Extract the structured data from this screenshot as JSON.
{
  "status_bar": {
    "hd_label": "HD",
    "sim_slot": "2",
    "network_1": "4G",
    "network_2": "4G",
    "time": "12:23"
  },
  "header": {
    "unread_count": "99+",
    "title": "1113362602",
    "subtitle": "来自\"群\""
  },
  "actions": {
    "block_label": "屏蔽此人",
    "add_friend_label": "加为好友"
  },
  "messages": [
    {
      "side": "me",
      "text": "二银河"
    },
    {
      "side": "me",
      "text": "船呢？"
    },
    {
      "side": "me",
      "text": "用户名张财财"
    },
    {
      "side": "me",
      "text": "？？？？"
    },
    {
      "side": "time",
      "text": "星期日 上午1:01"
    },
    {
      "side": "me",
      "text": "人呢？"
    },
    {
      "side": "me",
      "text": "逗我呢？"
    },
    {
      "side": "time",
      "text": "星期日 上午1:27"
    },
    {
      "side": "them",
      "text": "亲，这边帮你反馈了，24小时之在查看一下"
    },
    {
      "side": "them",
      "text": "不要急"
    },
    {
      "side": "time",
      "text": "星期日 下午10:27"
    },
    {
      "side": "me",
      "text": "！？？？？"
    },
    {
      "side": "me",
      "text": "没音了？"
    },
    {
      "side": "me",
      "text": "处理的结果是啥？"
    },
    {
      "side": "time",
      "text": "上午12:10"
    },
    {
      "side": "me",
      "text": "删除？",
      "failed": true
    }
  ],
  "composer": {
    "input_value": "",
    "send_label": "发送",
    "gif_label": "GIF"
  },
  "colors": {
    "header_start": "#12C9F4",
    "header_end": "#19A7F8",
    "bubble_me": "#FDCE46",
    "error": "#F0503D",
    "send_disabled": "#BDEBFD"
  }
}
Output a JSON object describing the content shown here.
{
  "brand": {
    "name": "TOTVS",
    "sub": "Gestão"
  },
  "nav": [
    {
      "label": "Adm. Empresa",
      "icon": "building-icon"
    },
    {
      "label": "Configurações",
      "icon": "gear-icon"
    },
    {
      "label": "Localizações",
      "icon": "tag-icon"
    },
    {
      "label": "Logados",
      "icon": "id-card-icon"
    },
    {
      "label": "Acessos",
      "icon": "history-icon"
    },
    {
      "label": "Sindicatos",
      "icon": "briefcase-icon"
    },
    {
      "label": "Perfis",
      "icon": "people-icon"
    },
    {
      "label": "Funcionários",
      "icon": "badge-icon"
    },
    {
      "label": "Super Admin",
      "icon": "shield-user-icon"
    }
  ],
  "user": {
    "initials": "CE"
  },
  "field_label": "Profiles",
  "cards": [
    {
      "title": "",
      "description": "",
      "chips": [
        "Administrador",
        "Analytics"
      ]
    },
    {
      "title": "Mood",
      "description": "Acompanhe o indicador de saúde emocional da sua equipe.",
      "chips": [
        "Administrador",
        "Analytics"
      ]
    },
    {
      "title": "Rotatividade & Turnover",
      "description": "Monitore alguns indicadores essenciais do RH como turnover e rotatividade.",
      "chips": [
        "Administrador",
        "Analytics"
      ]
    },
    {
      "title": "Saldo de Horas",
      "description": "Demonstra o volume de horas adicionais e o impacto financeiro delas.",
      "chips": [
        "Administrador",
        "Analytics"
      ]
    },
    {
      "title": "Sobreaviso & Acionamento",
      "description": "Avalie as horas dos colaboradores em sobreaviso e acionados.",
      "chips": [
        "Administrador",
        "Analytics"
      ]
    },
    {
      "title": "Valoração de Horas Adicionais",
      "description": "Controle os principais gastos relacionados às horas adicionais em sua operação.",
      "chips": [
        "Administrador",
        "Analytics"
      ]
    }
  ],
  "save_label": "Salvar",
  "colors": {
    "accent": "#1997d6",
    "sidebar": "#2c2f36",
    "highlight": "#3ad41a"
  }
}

-=-=-=-=-

**TASK DESCRIPTION:** Your answer should be a single number: the count of lines in these records that hold the string "icon".

**CORRECT OUTPUT:** 9